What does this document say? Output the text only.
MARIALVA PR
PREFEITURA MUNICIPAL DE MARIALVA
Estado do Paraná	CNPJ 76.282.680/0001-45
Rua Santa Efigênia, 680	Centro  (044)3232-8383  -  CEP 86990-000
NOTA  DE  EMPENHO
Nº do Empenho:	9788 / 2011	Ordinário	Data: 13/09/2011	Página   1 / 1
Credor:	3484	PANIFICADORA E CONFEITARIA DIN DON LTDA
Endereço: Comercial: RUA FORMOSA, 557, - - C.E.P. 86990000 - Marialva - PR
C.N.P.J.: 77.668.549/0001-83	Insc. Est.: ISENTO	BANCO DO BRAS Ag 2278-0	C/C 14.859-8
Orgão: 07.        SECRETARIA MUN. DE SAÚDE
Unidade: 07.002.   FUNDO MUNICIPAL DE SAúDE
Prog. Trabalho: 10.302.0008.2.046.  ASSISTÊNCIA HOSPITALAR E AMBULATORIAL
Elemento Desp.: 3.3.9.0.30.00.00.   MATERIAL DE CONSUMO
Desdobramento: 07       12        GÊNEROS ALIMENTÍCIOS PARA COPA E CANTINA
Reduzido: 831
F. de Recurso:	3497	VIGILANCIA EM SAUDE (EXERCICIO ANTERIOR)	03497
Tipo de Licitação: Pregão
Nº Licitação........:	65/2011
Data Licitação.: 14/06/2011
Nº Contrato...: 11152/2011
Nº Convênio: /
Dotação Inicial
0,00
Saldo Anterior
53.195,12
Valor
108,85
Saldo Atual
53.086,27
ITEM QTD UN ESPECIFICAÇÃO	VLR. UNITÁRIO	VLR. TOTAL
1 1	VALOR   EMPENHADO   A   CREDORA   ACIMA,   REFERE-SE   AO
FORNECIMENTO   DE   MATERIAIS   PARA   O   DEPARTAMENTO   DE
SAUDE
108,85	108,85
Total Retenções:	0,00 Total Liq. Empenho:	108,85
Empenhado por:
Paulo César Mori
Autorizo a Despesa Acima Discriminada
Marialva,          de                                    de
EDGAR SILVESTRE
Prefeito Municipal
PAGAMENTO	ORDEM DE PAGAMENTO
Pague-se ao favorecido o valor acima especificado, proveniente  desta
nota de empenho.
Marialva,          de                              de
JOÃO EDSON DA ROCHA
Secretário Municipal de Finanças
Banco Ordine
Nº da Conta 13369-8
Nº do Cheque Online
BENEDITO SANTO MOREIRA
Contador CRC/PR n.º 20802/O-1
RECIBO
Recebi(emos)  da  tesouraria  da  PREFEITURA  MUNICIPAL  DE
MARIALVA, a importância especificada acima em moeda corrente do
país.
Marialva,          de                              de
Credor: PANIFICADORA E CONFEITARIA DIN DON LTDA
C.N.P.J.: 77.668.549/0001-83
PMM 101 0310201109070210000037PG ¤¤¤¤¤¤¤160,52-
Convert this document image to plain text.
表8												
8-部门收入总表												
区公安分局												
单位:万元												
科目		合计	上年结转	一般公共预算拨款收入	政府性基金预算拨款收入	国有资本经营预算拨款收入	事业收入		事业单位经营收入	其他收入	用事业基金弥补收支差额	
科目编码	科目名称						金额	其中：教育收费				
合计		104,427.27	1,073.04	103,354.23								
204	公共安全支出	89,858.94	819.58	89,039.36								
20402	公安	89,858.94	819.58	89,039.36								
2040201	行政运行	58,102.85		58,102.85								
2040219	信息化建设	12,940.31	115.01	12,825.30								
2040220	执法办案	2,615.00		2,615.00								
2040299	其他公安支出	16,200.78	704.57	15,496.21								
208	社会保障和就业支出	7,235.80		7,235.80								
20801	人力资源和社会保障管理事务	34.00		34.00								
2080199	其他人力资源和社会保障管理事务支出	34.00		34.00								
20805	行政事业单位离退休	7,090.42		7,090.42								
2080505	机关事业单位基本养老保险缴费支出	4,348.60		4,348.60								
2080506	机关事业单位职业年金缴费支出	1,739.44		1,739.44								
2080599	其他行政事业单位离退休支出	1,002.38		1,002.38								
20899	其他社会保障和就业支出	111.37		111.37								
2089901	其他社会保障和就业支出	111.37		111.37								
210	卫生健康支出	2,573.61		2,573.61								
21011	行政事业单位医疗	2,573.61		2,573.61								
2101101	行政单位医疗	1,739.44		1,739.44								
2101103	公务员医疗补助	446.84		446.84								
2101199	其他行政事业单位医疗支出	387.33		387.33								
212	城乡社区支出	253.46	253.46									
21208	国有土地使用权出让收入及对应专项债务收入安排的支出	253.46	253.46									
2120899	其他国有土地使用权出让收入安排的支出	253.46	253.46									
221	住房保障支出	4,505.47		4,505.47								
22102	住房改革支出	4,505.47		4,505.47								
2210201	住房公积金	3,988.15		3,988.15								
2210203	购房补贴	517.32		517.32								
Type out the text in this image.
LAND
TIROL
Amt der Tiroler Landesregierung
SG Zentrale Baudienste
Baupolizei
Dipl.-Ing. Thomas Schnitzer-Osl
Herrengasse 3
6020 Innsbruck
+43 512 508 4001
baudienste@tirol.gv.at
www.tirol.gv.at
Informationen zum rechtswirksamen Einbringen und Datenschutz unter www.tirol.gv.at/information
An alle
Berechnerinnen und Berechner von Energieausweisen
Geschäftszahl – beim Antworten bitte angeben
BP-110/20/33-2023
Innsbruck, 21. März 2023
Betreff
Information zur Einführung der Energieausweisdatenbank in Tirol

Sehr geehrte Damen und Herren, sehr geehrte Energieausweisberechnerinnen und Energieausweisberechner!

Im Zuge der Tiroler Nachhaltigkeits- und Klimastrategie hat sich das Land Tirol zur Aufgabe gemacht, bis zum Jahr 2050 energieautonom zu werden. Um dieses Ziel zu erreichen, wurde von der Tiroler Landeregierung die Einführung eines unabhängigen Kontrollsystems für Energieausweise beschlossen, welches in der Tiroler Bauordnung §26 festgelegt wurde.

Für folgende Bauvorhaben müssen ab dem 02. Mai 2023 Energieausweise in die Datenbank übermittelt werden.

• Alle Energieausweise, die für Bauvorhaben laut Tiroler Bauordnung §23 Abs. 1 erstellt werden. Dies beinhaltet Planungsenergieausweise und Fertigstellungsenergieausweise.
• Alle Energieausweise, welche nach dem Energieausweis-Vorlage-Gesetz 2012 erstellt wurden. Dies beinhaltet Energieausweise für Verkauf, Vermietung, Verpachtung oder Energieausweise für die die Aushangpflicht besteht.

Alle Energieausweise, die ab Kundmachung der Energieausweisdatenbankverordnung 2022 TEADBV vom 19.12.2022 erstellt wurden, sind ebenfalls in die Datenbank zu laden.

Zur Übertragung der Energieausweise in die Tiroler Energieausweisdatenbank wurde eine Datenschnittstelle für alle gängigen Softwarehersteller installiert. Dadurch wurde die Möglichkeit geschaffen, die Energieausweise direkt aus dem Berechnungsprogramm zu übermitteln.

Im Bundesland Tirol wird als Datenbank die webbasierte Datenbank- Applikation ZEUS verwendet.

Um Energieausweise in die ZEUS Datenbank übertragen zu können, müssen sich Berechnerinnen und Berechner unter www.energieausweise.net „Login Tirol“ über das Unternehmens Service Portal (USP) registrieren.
━━━
**Required work**:
Please quote the data above in full, with no line missing.

**Response to this exercise**:
What does this document say? Output the text only.
MARIALVA PR
PREFEITURA MUNICIPAL DE MARIALVA
Estado do Paraná	CNPJ 76.282.680/0001-45
Rua Santa Efigênia, 680	Centro  (044)3232-8383  -  CEP 86990-000
NOTA  DE  EMPENHO
Nº do Empenho:	9788 / 2011	Ordinário	Data: 13/09/2011	Página   1 / 1
Credor:	3484	PANIFICADORA E CONFEITARIA DIN DON LTDA
Endereço: Comercial: RUA FORMOSA, 557, - - C.E.P. 86990000 - Marialva - PR
C.N.P.J.: 77.668.549/0001-83	Insc. Est.: ISENTO	BANCO DO BRAS Ag 2278-0	C/C 14.859-8
Orgão: 07.        SECRETARIA MUN. DE SAÚDE
Unidade: 07.002.   FUNDO MUNICIPAL DE SAúDE
Prog. Trabalho: 10.302.0008.2.046.  ASSISTÊNCIA HOSPITALAR E AMBULATORIAL
Elemento Desp.: 3.3.9.0.30.00.00.   MATERIAL DE CONSUMO
Desdobramento: 07       12        GÊNEROS ALIMENTÍCIOS PARA COPA E CANTINA
Reduzido: 831
F. de Recurso:	3497	VIGILANCIA EM SAUDE (EXERCICIO ANTERIOR)	03497
Tipo de Licitação: Pregão
Nº Licitação........:	65/2011
Data Licitação.: 14/06/2011
Nº Contrato...: 11152/2011
Nº Convênio: /
Dotação Inicial
0,00
Saldo Anterior
53.195,12
Valor
108,85
Saldo Atual
53.086,27
ITEM QTD UN ESPECIFICAÇÃO	VLR. UNITÁRIO	VLR. TOTAL
1 1	VALOR   EMPENHADO   A   CREDORA   ACIMA,   REFERE-SE   AO
FORNECIMENTO   DE   MATERIAIS   PARA   O   DEPARTAMENTO   DE
SAUDE
108,85	108,85
Total Retenções:	0,00 Total Liq. Empenho:	108,85
Empenhado por:
Paulo César Mori
Autorizo a Despesa Acima Discriminada
Marialva,          de                                    de
EDGAR SILVESTRE
Prefeito Municipal
PAGAMENTO	ORDEM DE PAGAMENTO
Pague-se ao favorecido o valor acima especificado, proveniente  desta
nota de empenho.
Marialva,          de                              de
JOÃO EDSON DA ROCHA
Secretário Municipal de Finanças
Banco Ordine
Nº da Conta 13369-8
Nº do Cheque Online
BENEDITO SANTO MOREIRA
Contador CRC/PR n.º 20802/O-1
RECIBO
Recebi(emos)  da  tesouraria  da  PREFEITURA  MUNICIPAL  DE
MARIALVA, a importância especificada acima em moeda corrente do
país.
Marialva,          de                              de
Credor: PANIFICADORA E CONFEITARIA DIN DON LTDA
C.N.P.J.: 77.668.549/0001-83
PMM 101 0310201109070210000037PG ¤¤¤¤¤¤¤160,52-
Convert this document image to plain text.
表8												
8-部门收入总表												
区公安分局												
单位:万元												
科目		合计	上年结转	一般公共预算拨款收入	政府性基金预算拨款收入	国有资本经营预算拨款收入	事业收入		事业单位经营收入	其他收入	用事业基金弥补收支差额	
科目编码	科目名称						金额	其中：教育收费				
合计		104,427.27	1,073.04	103,354.23								
204	公共安全支出	89,858.94	819.58	89,039.36								
20402	公安	89,858.94	819.58	89,039.36								
2040201	行政运行	58,102.85		58,102.85								
2040219	信息化建设	12,940.31	115.01	12,825.30								
2040220	执法办案	2,615.00		2,615.00								
2040299	其他公安支出	16,200.78	704.57	15,496.21								
208	社会保障和就业支出	7,235.80		7,235.80								
20801	人力资源和社会保障管理事务	34.00		34.00								
2080199	其他人力资源和社会保障管理事务支出	34.00		34.00								
20805	行政事业单位离退休	7,090.42		7,090.42								
2080505	机关事业单位基本养老保险缴费支出	4,348.60		4,348.60								
2080506	机关事业单位职业年金缴费支出	1,739.44		1,739.44								
2080599	其他行政事业单位离退休支出	1,002.38		1,002.38								
20899	其他社会保障和就业支出	111.37		111.37								
2089901	其他社会保障和就业支出	111.37		111.37								
210	卫生健康支出	2,573.61		2,573.61								
21011	行政事业单位医疗	2,573.61		2,573.61								
2101101	行政单位医疗	1,739.44		1,739.44								
2101103	公务员医疗补助	446.84		446.84								
2101199	其他行政事业单位医疗支出	387.33		387.33								
212	城乡社区支出	253.46	253.46									
21208	国有土地使用权出让收入及对应专项债务收入安排的支出	253.46	253.46									
2120899	其他国有土地使用权出让收入安排的支出	253.46	253.46									
221	住房保障支出	4,505.47		4,505.47								
22102	住房改革支出	4,505.47		4,505.47								
2210201	住房公积金	3,988.15		3,988.15								
2210203	购房补贴	517.32		517.32								
Type out the text in this image.
LAND
TIROL
Amt der Tiroler Landesregierung
SG Zentrale Baudienste
Baupolizei
Dipl.-Ing. Thomas Schnitzer-Osl
Herrengasse 3
6020 Innsbruck
+43 512 508 4001
baudienste@tirol.gv.at
www.tirol.gv.at
Informationen zum rechtswirksamen Einbringen und Datenschutz unter www.tirol.gv.at/information
An alle
Berechnerinnen und Berechner von Energieausweisen
Geschäftszahl – beim Antworten bitte angeben
BP-110/20/33-2023
Innsbruck, 21. März 2023
Betreff
Information zur Einführung der Energieausweisdatenbank in Tirol

Sehr geehrte Damen und Herren, sehr geehrte Energieausweisberechnerinnen und Energieausweisberechner!

Im Zuge der Tiroler Nachhaltigkeits- und Klimastrategie hat sich das Land Tirol zur Aufgabe gemacht, bis zum Jahr 2050 energieautonom zu werden. Um dieses Ziel zu erreichen, wurde von der Tiroler Landeregierung die Einführung eines unabhängigen Kontrollsystems für Energieausweise beschlossen, welches in der Tiroler Bauordnung §26 festgelegt wurde.

Für folgende Bauvorhaben müssen ab dem 02. Mai 2023 Energieausweise in die Datenbank übermittelt werden.

• Alle Energieausweise, die für Bauvorhaben laut Tiroler Bauordnung §23 Abs. 1 erstellt werden. Dies beinhaltet Planungsenergieausweise und Fertigstellungsenergieausweise.
• Alle Energieausweise, welche nach dem Energieausweis-Vorlage-Gesetz 2012 erstellt wurden. Dies beinhaltet Energieausweise für Verkauf, Vermietung, Verpachtung oder Energieausweise für die die Aushangpflicht besteht.

Alle Energieausweise, die ab Kundmachung der Energieausweisdatenbankverordnung 2022 TEADBV vom 19.12.2022 erstellt wurden, sind ebenfalls in die Datenbank zu laden.

Zur Übertragung der Energieausweise in die Tiroler Energieausweisdatenbank wurde eine Datenschnittstelle für alle gängigen Softwarehersteller installiert. Dadurch wurde die Möglichkeit geschaffen, die Energieausweise direkt aus dem Berechnungsprogramm zu übermitteln.

Im Bundesland Tirol wird als Datenbank die webbasierte Datenbank- Applikation ZEUS verwendet.

Um Energieausweise in die ZEUS Datenbank übertragen zu können, müssen sich Berechnerinnen und Berechner unter www.energieausweise.net „Login Tirol“ über das Unternehmens Service Portal (USP) registrieren.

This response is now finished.